- [Exercise brief]:
Would you pull out every line of the material that contains the string "Shared"?

- [Supplied records]:

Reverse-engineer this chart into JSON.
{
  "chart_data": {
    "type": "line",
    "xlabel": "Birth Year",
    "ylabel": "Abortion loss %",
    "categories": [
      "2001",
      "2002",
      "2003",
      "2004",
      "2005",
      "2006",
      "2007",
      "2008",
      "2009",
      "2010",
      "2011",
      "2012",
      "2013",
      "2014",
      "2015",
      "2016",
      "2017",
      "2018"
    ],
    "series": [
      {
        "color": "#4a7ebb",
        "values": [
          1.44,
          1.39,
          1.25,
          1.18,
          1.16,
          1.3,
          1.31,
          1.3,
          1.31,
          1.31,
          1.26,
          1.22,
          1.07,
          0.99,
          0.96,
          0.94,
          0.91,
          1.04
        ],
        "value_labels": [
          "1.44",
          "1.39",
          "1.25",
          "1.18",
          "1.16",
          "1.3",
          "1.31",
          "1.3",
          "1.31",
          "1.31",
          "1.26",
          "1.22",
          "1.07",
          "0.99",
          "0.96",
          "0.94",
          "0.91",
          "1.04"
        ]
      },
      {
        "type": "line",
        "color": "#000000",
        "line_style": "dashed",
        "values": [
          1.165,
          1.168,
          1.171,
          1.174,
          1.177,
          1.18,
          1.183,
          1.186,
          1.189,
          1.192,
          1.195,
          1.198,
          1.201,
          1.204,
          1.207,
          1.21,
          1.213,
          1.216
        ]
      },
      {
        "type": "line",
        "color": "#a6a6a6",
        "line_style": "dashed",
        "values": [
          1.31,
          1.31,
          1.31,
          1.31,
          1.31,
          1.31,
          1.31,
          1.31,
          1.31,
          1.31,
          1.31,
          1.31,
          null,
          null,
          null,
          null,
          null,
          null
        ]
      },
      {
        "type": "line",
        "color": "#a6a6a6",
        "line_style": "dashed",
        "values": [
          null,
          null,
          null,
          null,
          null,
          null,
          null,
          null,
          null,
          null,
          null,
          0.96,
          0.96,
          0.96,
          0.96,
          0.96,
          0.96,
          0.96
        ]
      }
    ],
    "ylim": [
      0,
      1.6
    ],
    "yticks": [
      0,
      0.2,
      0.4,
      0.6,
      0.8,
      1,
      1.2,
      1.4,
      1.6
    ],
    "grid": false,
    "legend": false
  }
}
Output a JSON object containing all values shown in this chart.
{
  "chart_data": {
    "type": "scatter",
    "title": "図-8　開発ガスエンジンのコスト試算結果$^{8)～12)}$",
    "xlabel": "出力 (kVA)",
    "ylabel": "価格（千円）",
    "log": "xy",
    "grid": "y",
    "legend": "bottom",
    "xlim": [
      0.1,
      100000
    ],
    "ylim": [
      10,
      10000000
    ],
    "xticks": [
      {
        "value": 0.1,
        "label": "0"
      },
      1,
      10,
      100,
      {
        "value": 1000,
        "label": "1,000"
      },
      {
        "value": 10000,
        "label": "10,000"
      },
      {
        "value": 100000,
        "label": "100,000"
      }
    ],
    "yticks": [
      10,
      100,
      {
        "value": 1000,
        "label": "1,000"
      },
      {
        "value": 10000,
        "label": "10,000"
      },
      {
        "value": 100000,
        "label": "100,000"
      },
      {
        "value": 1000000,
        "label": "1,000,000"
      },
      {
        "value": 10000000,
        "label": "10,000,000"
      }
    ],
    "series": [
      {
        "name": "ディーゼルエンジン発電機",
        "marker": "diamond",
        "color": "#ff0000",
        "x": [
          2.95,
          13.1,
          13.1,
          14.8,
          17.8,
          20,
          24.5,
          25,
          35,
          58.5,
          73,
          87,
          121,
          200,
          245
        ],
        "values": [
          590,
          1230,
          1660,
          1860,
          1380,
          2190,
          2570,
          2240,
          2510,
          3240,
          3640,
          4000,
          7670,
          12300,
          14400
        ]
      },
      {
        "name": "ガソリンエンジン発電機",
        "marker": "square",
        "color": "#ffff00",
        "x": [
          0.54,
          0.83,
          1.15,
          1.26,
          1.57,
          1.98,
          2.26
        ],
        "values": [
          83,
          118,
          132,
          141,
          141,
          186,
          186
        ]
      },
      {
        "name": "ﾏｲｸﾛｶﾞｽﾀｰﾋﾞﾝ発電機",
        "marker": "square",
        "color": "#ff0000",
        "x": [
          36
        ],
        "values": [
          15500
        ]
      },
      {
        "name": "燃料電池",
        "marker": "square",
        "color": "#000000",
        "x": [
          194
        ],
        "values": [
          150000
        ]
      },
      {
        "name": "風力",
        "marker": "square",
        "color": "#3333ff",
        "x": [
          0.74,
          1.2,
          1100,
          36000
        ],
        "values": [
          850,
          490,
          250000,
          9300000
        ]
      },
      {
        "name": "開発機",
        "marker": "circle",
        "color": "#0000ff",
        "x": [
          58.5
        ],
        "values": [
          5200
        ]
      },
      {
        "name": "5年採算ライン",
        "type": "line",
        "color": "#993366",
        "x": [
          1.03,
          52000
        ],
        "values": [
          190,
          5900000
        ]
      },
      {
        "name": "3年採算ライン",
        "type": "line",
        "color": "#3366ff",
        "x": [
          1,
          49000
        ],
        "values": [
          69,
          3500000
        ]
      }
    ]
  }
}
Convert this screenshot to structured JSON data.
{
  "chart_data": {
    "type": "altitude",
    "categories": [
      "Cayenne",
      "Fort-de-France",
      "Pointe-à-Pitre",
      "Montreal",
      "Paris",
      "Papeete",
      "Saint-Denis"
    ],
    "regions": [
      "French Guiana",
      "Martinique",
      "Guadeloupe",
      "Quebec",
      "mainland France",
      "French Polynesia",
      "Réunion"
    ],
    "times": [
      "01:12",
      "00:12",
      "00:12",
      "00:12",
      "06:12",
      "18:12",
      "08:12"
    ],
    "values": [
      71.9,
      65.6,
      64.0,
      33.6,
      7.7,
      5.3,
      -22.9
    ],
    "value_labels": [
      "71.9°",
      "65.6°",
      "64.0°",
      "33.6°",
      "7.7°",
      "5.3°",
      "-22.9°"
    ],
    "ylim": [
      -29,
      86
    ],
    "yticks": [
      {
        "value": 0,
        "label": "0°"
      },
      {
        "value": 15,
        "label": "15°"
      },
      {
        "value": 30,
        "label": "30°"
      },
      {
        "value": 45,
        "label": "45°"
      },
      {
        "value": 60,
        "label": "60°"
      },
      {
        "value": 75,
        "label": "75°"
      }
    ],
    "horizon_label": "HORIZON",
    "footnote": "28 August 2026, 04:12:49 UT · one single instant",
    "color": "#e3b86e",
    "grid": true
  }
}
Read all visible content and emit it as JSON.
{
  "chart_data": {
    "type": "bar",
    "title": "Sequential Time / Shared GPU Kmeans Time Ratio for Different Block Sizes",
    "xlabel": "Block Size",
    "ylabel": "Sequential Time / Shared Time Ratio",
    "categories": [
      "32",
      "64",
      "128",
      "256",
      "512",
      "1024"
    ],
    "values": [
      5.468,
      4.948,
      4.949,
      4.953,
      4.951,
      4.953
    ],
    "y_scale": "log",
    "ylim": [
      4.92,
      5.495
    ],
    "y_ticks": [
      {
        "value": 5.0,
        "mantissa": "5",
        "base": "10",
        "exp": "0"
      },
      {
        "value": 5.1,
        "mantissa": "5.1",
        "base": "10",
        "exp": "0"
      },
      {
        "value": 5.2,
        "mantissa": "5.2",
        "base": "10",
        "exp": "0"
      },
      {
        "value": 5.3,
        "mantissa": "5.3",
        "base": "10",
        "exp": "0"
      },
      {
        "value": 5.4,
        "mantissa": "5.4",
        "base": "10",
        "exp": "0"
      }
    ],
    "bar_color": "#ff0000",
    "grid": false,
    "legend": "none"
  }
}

- [Solution for this problem]:
    "title": "Sequential Time / Shared GPU Kmeans Time Ratio for Different Block Sizes",
    "ylabel": "Sequential Time / Shared Time Ratio",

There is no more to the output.